> [Stated goal]
Quote the records that follow in full, leaving the pictures out.

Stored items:
________________________________________

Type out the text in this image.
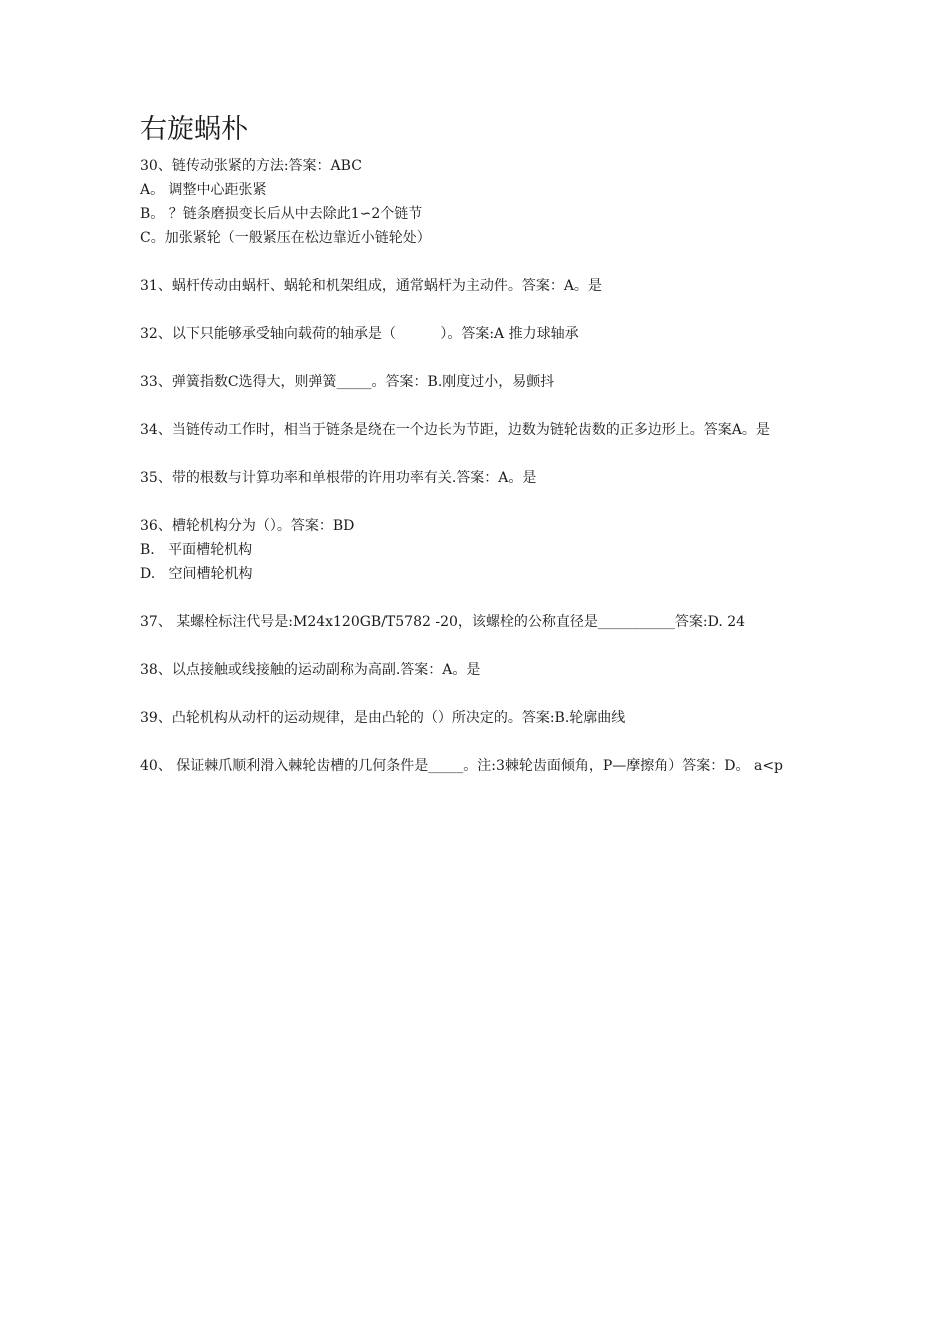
右旋蜗朴
30、链传动张紧的方法:答案：ABC
A。 调整中心距张紧
B。 ？链条磨损变长后从中去除此1∽2个链节
C。加张紧轮（一般紧压在松边靠近小链轮处）
31、蜗杆传动由蜗杆、蜗轮和机架组成，通常蜗杆为主动件。答案：A。是
32、以下只能够承受轴向载荷的轴承是（          ）。答案:A 推力球轴承
33、弹簧指数C选得大，则弹簧_____。答案：B.刚度过小，易颤抖
34、当链传动工作时，相当于链条是绕在一个边长为节距，边数为链轮齿数的正多边形上。答案A。是
35、带的根数与计算功率和单根带的许用功率有关.答案：A。是
36、槽轮机构分为（）。答案：BD
B.   平面槽轮机构
D.   空间槽轮机构
37、 某螺栓标注代号是:M24x120GB/T5782 -20，该螺栓的公称直径是___________答案:D. 24
38、以点接触或线接触的运动副称为高副.答案：A。是
39、凸轮机构从动杆的运动规律，是由凸轮的（）所决定的。答案:B.轮廓曲线
40、 保证棘爪顺利滑入棘轮齿槽的几何条件是_____。注:3棘轮齿面倾角，P—摩擦角）答案：D。 a<p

________________________________________

> [Expected answer]
Type out the text in this image.
右旋蜗朴
30、链传动张紧的方法:答案：ABC
A。 调整中心距张紧
B。 ？链条磨损变长后从中去除此1∽2个链节
C。加张紧轮（一般紧压在松边靠近小链轮处）
31、蜗杆传动由蜗杆、蜗轮和机架组成，通常蜗杆为主动件。答案：A。是
32、以下只能够承受轴向载荷的轴承是（          ）。答案:A 推力球轴承
33、弹簧指数C选得大，则弹簧_____。答案：B.刚度过小，易颤抖
34、当链传动工作时，相当于链条是绕在一个边长为节距，边数为链轮齿数的正多边形上。答案A。是
35、带的根数与计算功率和单根带的许用功率有关.答案：A。是
36、槽轮机构分为（）。答案：BD
B.   平面槽轮机构
D.   空间槽轮机构
37、 某螺栓标注代号是:M24x120GB/T5782 -20，该螺栓的公称直径是___________答案:D. 24
38、以点接触或线接触的运动副称为高副.答案：A。是
39、凸轮机构从动杆的运动规律，是由凸轮的（）所决定的。答案:B.轮廓曲线
40、 保证棘爪顺利滑入棘轮齿槽的几何条件是_____。注:3棘轮齿面倾角，P—摩擦角）答案：D。 a<p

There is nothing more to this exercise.